start EXERCISE MATERIAL
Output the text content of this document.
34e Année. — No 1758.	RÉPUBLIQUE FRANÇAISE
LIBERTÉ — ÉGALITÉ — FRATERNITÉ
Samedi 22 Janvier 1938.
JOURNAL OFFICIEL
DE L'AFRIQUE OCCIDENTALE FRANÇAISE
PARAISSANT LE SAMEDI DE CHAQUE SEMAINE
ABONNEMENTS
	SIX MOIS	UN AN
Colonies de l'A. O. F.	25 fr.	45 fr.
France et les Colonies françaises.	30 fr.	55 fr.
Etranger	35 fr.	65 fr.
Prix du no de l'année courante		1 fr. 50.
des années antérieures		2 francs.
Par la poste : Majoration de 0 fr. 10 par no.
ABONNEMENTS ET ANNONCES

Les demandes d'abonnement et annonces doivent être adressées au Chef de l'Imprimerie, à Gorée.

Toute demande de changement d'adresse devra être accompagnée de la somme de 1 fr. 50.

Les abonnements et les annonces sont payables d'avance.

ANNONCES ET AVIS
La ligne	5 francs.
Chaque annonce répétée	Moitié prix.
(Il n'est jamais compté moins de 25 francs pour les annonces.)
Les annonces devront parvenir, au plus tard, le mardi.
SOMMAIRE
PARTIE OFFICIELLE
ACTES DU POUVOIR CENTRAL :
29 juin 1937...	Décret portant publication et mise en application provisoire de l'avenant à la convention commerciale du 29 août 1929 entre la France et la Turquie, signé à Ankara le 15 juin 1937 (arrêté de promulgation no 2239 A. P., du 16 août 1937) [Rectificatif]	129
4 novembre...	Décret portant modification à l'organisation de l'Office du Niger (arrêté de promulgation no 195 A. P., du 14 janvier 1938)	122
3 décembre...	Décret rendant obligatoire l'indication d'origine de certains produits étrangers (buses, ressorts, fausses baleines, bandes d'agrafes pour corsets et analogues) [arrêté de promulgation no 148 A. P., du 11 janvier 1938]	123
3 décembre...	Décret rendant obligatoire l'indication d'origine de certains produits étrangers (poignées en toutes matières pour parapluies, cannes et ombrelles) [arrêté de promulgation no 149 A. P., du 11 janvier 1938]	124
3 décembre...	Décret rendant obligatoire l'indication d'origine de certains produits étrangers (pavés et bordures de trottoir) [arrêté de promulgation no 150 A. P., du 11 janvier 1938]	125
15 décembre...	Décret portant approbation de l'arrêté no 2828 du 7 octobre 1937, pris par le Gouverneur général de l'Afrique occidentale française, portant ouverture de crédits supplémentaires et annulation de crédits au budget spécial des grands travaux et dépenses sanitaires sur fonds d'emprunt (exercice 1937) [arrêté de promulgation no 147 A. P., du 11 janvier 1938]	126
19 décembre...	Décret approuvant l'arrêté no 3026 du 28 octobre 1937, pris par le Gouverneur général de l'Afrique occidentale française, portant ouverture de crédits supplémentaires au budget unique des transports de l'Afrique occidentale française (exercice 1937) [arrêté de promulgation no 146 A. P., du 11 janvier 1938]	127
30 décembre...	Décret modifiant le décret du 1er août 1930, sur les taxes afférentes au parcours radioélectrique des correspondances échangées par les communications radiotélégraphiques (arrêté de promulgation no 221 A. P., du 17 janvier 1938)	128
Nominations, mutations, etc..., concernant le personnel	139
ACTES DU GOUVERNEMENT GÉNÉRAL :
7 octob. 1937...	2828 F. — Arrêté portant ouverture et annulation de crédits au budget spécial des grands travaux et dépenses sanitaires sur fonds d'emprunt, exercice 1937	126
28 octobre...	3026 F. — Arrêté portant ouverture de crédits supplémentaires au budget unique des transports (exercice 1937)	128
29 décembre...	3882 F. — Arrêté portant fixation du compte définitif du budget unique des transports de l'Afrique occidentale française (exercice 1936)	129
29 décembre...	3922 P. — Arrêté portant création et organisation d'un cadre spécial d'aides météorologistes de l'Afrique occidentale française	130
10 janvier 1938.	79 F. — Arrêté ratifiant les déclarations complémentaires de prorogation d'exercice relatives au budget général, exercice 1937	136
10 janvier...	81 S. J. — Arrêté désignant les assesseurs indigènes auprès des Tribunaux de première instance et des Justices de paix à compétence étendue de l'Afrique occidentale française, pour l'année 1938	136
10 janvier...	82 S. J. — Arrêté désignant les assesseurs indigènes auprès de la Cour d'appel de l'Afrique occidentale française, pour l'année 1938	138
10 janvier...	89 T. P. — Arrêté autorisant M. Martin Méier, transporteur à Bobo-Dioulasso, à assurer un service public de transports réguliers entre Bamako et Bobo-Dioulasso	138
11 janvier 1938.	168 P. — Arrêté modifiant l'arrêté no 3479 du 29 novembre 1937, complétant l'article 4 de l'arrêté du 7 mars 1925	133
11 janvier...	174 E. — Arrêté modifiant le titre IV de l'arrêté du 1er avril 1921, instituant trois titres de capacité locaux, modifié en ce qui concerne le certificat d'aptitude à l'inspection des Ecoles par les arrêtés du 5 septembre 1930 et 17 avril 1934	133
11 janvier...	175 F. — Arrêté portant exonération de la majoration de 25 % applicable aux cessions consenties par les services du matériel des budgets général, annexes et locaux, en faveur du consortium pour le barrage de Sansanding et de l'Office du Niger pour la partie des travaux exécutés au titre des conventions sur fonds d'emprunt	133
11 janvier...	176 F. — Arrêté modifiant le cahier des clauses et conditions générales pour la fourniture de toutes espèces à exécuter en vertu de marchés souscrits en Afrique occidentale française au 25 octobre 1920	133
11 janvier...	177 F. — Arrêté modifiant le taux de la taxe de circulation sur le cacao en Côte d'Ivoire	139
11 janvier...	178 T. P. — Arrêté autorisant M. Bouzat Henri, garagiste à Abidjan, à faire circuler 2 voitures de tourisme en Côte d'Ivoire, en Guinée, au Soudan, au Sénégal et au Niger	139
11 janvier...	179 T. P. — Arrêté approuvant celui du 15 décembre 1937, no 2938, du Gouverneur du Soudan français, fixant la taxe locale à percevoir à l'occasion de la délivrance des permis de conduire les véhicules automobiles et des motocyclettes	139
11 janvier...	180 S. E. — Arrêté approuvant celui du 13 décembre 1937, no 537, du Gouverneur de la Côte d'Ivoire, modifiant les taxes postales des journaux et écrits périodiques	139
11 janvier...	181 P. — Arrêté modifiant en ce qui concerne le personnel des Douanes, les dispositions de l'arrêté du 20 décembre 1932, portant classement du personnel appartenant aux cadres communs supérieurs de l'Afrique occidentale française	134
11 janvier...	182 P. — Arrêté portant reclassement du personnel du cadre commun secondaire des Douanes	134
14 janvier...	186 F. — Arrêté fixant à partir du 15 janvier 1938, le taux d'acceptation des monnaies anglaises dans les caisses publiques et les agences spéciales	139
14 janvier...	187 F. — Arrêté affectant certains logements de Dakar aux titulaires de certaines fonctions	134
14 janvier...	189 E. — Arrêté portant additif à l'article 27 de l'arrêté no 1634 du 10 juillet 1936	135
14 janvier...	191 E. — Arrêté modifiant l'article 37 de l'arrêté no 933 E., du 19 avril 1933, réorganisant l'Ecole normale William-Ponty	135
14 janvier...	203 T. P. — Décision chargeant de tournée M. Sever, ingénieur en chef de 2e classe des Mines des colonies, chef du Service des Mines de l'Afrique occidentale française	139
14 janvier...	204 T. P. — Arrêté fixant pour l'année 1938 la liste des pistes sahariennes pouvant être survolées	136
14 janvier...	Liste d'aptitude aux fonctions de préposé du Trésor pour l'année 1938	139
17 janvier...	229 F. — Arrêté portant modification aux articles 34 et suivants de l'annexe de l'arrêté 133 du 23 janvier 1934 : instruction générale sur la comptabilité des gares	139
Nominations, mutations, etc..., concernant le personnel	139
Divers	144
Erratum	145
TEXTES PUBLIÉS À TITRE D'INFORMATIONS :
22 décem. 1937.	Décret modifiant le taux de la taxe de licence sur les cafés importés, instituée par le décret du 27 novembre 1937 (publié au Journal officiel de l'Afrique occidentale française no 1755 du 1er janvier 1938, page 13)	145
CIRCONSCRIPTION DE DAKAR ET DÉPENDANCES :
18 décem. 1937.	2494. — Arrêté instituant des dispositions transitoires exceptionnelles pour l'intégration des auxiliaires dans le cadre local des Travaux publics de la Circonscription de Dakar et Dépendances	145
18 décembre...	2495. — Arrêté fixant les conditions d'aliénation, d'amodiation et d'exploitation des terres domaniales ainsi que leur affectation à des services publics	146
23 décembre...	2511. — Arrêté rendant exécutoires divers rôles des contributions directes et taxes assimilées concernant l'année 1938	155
end EXERCISE MATERIAL
Show each line of the data that contains the string "publics".

18 décem. 1937.	2494. — Arrêté instituant des dispositions transitoires exceptionnelles pour l'intégration des auxiliaires dans le cadre local des Travaux publics de la Circonscription de Dakar et Dépendances	145
18 décembre...	2495. — Arrêté fixant les conditions d'aliénation, d'amodiation et d'exploitation des terres domaniales ainsi que leur affectation à des services publics	146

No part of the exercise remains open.